◆ **Exercise objective**: In the data below, find each line carrying the string "prodotto" and copy it out.

◆ **Extracted material**:
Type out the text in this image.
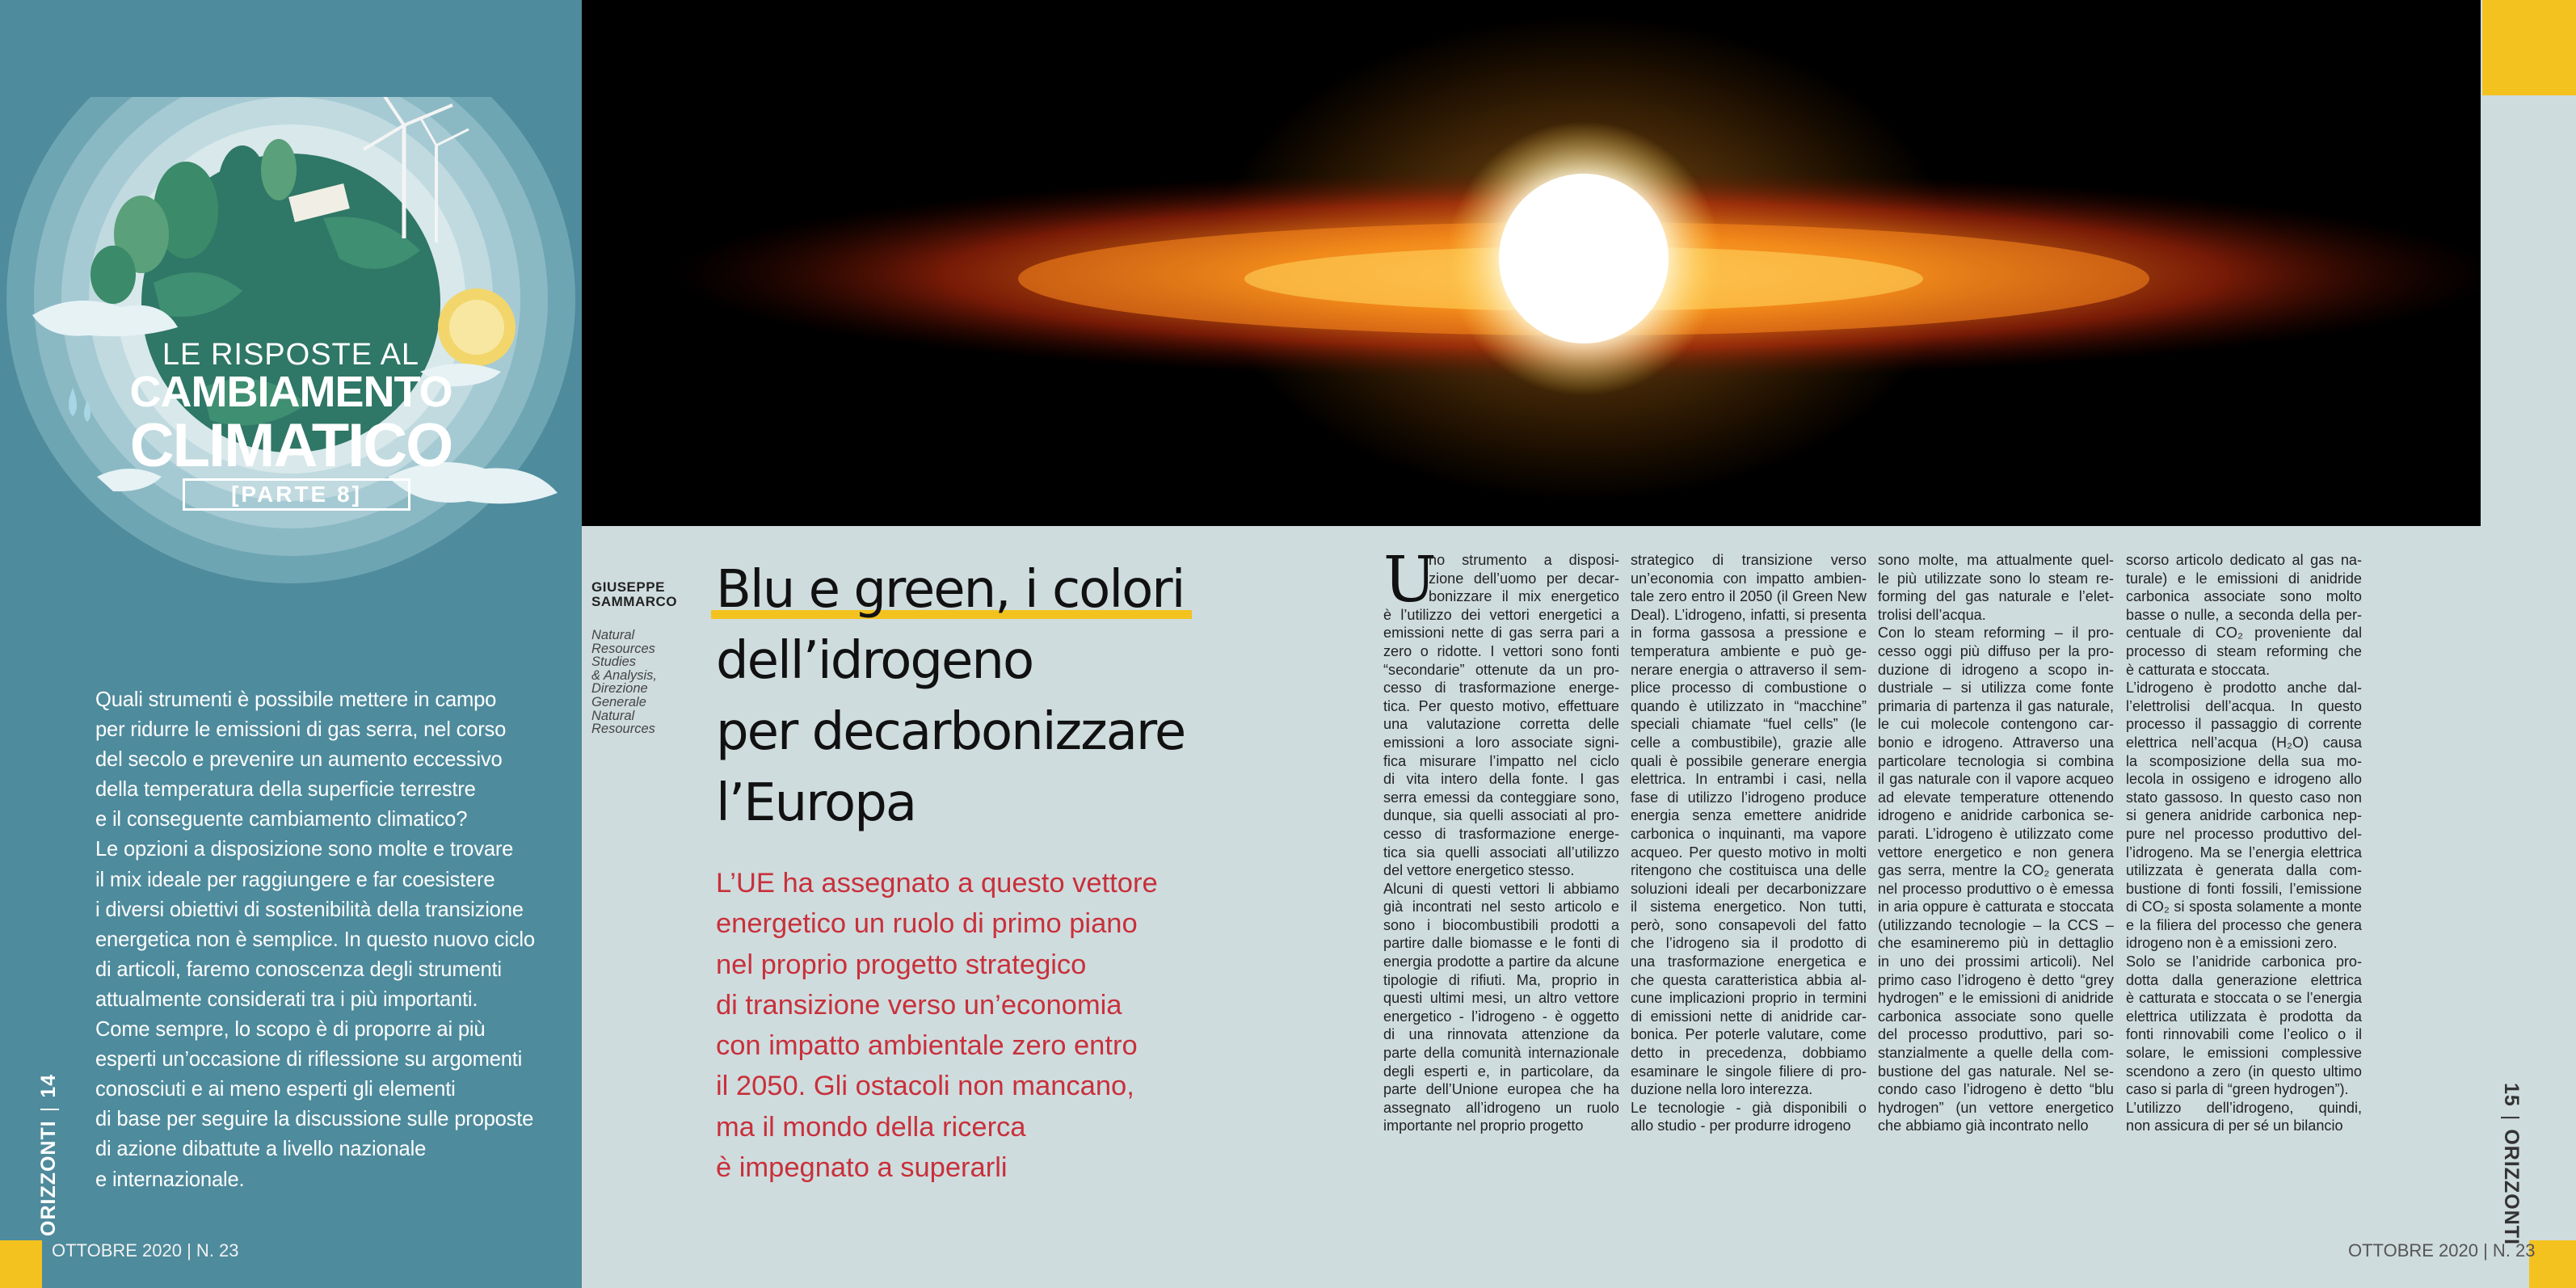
LE RISPOSTE AL
CAMBIAMENTO
CLIMATICO
[PARTE 8]
Quali strumenti è possibile mettere in campo
per ridurre le emissioni di gas serra, nel corso
del secolo e prevenire un aumento eccessivo
della temperatura della superficie terrestre
e il conseguente cambiamento climatico?
Le opzioni a disposizione sono molte e trovare
il mix ideale per raggiungere e far coesistere
i diversi obiettivi di sostenibilità della transizione
energetica non è semplice. In questo nuovo ciclo
di articoli, faremo conoscenza degli strumenti
attualmente considerati tra i più importanti.
Come sempre, lo scopo è di proporre ai più
esperti un’occasione di riflessione su argomenti
conosciuti e ai meno esperti gli elementi
di base per seguire la discussione sulle proposte
di azione dibattute a livello nazionale
e internazionale.
ORIZZONTI|14
OTTOBRE 2020 | N. 23
GIUSEPPE
SAMMARCO
Natural
Resources
Studies
& Analysis,
Direzione
Generale
Natural
Resources
Blu e green, i colori
dell’idrogeno
per decarbonizzare
l’Europa
L’UE ha assegnato a questo vettore
energetico un ruolo di primo piano
nel proprio progetto strategico
di transizione verso un’economia
con impatto ambientale zero entro
il 2050. Gli ostacoli non mancano,
ma il mondo della ricerca
è impegnato a superarli
U
no strumento a disposi-
zione dell’uomo per decar-
bonizzare il mix energetico
è l’utilizzo dei vettori energetici a
emissioni nette di gas serra pari a
zero o ridotte. I vettori sono fonti
“secondarie” ottenute da un pro-
cesso di trasformazione energe-
tica. Per questo motivo, effettuare
una valutazione corretta delle
emissioni a loro associate signi-
fica misurare l’impatto nel ciclo
di vita intero della fonte. I gas
serra emessi da conteggiare sono,
dunque, sia quelli associati al pro-
cesso di trasformazione energe-
tica sia quelli associati all’utilizzo
del vettore energetico stesso.
Alcuni di questi vettori li abbiamo
già incontrati nel sesto articolo e
sono i biocombustibili prodotti a
partire dalle biomasse e le fonti di
energia prodotte a partire da alcune
tipologie di rifiuti. Ma, proprio in
questi ultimi mesi, un altro vettore
energetico - l’idrogeno - è oggetto
di una rinnovata attenzione da
parte della comunità internazionale
degli esperti e, in particolare, da
parte dell’Unione europea che ha
assegnato all’idrogeno un ruolo
importante nel proprio progetto
strategico di transizione verso
un’economia con impatto ambien-
tale zero entro il 2050 (il Green New
Deal). L’idrogeno, infatti, si presenta
in forma gassosa a pressione e
temperatura ambiente e può ge-
nerare energia o attraverso il sem-
plice processo di combustione o
quando è utilizzato in “macchine”
speciali chiamate “fuel cells” (le
celle a combustibile), grazie alle
quali è possibile generare energia
elettrica. In entrambi i casi, nella
fase di utilizzo l’idrogeno produce
energia senza emettere anidride
carbonica o inquinanti, ma vapore
acqueo. Per questo motivo in molti
ritengono che costituisca una delle
soluzioni ideali per decarbonizzare
il sistema energetico. Non tutti,
però, sono consapevoli del fatto
che l’idrogeno sia il prodotto di
una trasformazione energetica e
che questa caratteristica abbia al-
cune implicazioni proprio in termini
di emissioni nette di anidride car-
bonica. Per poterle valutare, come
detto in precedenza, dobbiamo
esaminare le singole filiere di pro-
duzione nella loro interezza.
Le tecnologie - già disponibili o
allo studio - per produrre idrogeno
sono molte, ma attualmente quel-
le più utilizzate sono lo steam re-
forming del gas naturale e l’elet-
trolisi dell’acqua.
Con lo steam reforming – il pro-
cesso oggi più diffuso per la pro-
duzione di idrogeno a scopo in-
dustriale – si utilizza come fonte
primaria di partenza il gas naturale,
le cui molecole contengono car-
bonio e idrogeno. Attraverso una
particolare tecnologia si combina
il gas naturale con il vapore acqueo
ad elevate temperature ottenendo
idrogeno e anidride carbonica se-
parati. L’idrogeno è utilizzato come
vettore energetico e non genera
gas serra, mentre la CO₂ generata
nel processo produttivo o è emessa
in aria oppure è catturata e stoccata
(utilizzando tecnologie – la CCS –
che esamineremo più in dettaglio
in uno dei prossimi articoli). Nel
primo caso l’idrogeno è detto “grey
hydrogen” e le emissioni di anidride
carbonica associate sono quelle
del processo produttivo, pari so-
stanzialmente a quelle della com-
bustione del gas naturale. Nel se-
condo caso l’idrogeno è detto “blu
hydrogen” (un vettore energetico
che abbiamo già incontrato nello
scorso articolo dedicato al gas na-
turale) e le emissioni di anidride
carbonica associate sono molto
basse o nulle, a seconda della per-
centuale di CO₂ proveniente dal
processo di steam reforming che
è catturata e stoccata.
L’idrogeno è prodotto anche dal-
l’elettrolisi dell’acqua. In questo
processo il passaggio di corrente
elettrica nell’acqua (H₂O) causa
la scomposizione della sua mo-
lecola in ossigeno e idrogeno allo
stato gassoso. In questo caso non
si genera anidride carbonica nep-
pure nel processo produttivo del-
l’idrogeno. Ma se l’energia elettrica
utilizzata è generata dalla com-
bustione di fonti fossili, l’emissione
di CO₂ si sposta solamente a monte
e la filiera del processo che genera
idrogeno non è a emissioni zero.
Solo se l’anidride carbonica pro-
dotta dalla generazione elettrica
è catturata e stoccata o se l’energia
elettrica utilizzata è prodotta da
fonti rinnovabili come l’eolico o il
solare, le emissioni complessive
scendono a zero (in questo ultimo
caso si parla di “green hydrogen”).
L’utilizzo dell’idrogeno, quindi,
non assicura di per sé un bilancio
15|ORIZZONTI
OTTOBRE 2020 | N. 23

◆ **Final answer**:
che l’idrogeno sia il prodotto di
L’idrogeno è prodotto anche dal-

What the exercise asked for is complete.